> GOAL: Revise the stretch from the line containing "Output each element" through the line containing "back-button[interactable]: 戻る <box>176", replacing "row-count" with "row-quantity" and leaving everything else unchanged. Omit the pictures from your answer.

> RECORDS:
>> start
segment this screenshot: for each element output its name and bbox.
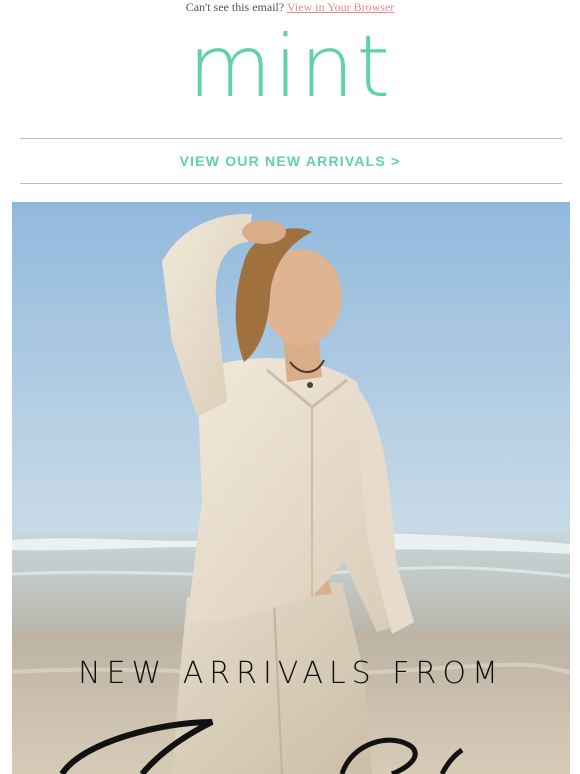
>> end
>> start
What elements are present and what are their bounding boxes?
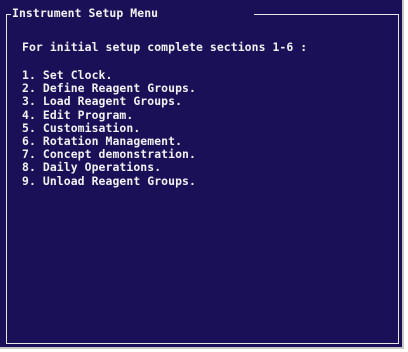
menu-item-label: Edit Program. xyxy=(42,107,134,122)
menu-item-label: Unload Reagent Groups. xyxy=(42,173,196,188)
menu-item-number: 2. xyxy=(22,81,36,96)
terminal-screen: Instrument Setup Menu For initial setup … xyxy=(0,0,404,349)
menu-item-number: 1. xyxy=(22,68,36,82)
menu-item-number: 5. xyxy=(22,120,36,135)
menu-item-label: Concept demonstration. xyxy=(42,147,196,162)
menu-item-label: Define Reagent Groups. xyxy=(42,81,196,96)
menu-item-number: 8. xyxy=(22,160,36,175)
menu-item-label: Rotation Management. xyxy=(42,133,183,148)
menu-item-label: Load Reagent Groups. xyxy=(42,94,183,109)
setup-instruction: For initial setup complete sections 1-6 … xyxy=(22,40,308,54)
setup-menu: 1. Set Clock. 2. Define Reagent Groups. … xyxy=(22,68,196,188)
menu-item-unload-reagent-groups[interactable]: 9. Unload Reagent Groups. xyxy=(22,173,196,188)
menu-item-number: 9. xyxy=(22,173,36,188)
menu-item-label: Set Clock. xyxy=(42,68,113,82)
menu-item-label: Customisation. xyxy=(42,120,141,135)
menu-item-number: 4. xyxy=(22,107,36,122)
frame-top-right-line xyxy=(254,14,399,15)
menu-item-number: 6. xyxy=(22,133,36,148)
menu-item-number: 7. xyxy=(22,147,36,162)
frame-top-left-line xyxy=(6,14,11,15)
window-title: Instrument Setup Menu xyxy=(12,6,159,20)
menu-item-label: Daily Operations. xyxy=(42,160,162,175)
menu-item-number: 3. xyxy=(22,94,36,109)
>> end
>> start
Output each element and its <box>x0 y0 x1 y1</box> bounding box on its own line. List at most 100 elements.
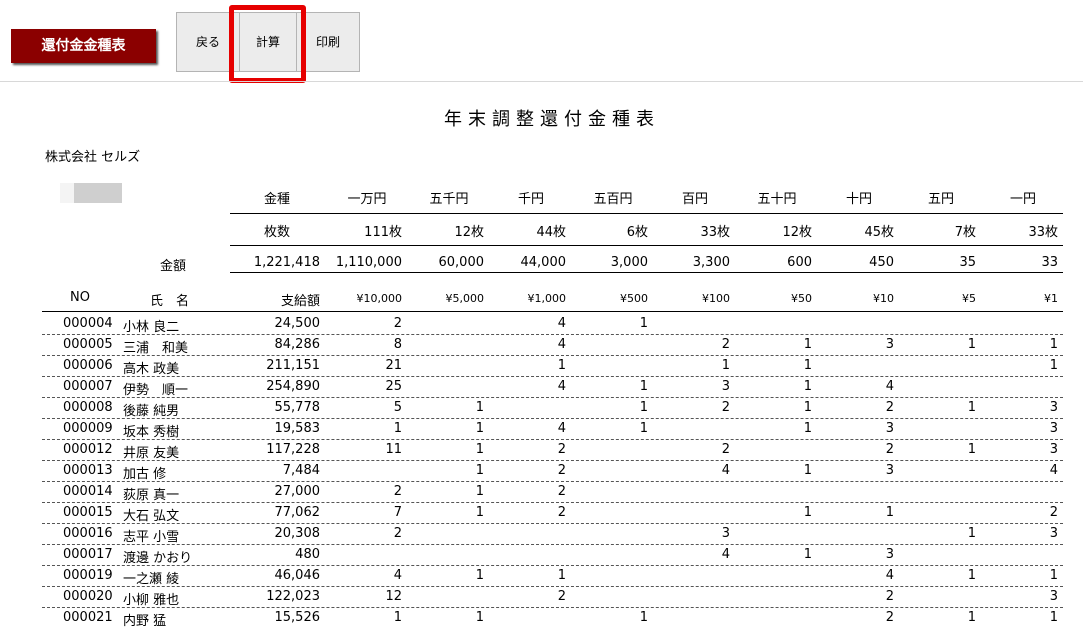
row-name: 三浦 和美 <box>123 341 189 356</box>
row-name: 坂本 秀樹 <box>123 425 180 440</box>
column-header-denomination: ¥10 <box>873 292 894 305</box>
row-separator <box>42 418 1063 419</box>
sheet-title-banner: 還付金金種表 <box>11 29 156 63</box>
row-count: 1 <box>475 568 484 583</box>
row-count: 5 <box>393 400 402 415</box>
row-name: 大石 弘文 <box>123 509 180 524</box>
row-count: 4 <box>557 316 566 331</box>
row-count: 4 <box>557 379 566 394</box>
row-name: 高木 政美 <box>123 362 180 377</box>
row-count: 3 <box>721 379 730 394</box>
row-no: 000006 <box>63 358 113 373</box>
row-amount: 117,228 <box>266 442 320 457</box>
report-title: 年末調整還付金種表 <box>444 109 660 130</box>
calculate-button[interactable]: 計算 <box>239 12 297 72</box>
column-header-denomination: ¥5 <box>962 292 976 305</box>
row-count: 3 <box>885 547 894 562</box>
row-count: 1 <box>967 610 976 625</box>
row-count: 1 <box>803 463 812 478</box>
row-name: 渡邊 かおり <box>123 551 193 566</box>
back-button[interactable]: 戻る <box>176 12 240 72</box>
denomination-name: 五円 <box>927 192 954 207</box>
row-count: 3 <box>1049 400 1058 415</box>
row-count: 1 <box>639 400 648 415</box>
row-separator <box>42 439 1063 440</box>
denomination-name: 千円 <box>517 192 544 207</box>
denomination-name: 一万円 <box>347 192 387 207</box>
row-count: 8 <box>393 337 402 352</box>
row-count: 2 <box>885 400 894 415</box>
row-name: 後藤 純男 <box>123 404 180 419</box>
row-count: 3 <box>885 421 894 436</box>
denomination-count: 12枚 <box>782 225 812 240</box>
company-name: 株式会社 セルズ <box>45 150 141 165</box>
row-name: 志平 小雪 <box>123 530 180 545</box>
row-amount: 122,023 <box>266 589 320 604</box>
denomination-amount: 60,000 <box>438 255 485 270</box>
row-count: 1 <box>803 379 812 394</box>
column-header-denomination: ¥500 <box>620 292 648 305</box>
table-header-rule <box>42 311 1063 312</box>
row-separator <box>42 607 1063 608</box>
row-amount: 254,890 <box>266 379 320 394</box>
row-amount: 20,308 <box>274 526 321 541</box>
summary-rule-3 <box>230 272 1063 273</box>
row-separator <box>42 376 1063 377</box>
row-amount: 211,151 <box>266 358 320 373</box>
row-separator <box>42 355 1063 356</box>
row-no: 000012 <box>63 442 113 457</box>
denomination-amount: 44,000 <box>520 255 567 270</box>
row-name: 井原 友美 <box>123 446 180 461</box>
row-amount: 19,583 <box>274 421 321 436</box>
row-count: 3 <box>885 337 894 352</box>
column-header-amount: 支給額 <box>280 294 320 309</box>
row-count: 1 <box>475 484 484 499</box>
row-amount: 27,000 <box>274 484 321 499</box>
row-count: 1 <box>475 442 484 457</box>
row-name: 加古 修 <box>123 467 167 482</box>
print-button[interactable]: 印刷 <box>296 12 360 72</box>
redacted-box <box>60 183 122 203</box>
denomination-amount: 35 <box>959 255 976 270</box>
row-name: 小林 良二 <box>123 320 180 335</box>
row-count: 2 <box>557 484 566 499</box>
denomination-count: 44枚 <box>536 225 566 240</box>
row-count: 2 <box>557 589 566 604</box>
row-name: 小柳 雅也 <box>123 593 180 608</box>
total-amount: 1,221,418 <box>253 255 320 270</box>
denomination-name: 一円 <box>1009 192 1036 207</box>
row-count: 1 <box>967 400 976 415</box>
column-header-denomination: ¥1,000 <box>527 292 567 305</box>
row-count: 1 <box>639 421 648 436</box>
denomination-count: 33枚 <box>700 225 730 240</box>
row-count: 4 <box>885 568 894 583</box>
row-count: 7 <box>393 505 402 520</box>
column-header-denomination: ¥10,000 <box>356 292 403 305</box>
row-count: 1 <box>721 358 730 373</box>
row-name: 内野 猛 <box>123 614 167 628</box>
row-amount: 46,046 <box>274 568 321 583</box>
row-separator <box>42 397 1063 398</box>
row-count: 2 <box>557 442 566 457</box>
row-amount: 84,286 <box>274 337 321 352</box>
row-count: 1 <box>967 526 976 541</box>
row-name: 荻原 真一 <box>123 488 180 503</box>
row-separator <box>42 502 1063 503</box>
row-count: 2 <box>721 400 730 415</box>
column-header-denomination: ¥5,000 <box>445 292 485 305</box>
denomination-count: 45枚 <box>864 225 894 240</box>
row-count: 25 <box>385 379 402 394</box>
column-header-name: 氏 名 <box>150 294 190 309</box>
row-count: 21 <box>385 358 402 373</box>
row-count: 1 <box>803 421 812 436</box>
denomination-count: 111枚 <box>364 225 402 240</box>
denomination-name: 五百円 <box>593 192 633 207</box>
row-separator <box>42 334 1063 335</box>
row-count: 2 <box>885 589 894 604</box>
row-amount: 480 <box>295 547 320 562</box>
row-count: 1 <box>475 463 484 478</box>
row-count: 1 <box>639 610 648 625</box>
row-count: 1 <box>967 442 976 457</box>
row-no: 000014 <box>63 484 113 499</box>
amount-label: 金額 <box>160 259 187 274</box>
>> end
> RESULT OF THE EXERCISE:
Output each element and its <box>x0 y0 x1 y1</box> bounding box on its own line. List at most 100 elements.
row-name: 三浦 和美 <box>123 341 189 356</box>
row-name: 坂本 秀樹 <box>123 425 180 440</box>
column-header-denomination: ¥10 <box>873 292 894 305</box>
row-separator <box>42 418 1063 419</box>
sheet-title-banner: 還付金金種表 <box>11 29 156 63</box>
row-quantity: 1 <box>475 568 484 583</box>
row-quantity: 5 <box>393 400 402 415</box>
row-name: 大石 弘文 <box>123 509 180 524</box>
row-quantity: 4 <box>557 316 566 331</box>
row-quantity: 4 <box>557 379 566 394</box>
row-name: 高木 政美 <box>123 362 180 377</box>
row-quantity: 3 <box>721 379 730 394</box>
row-no: 000006 <box>63 358 113 373</box>
row-amount: 117,228 <box>266 442 320 457</box>
report-title: 年末調整還付金種表 <box>444 109 660 130</box>
calculate-button[interactable]: 計算 <box>239 12 297 72</box>
column-header-denomination: ¥5 <box>962 292 976 305</box>
row-quantity: 3 <box>885 547 894 562</box>
row-quantity: 1 <box>967 610 976 625</box>
row-quantity: 1 <box>803 463 812 478</box>
row-name: 渡邊 かおり <box>123 551 193 566</box>
back-button[interactable]: 戻る <box>176 12 240 72</box>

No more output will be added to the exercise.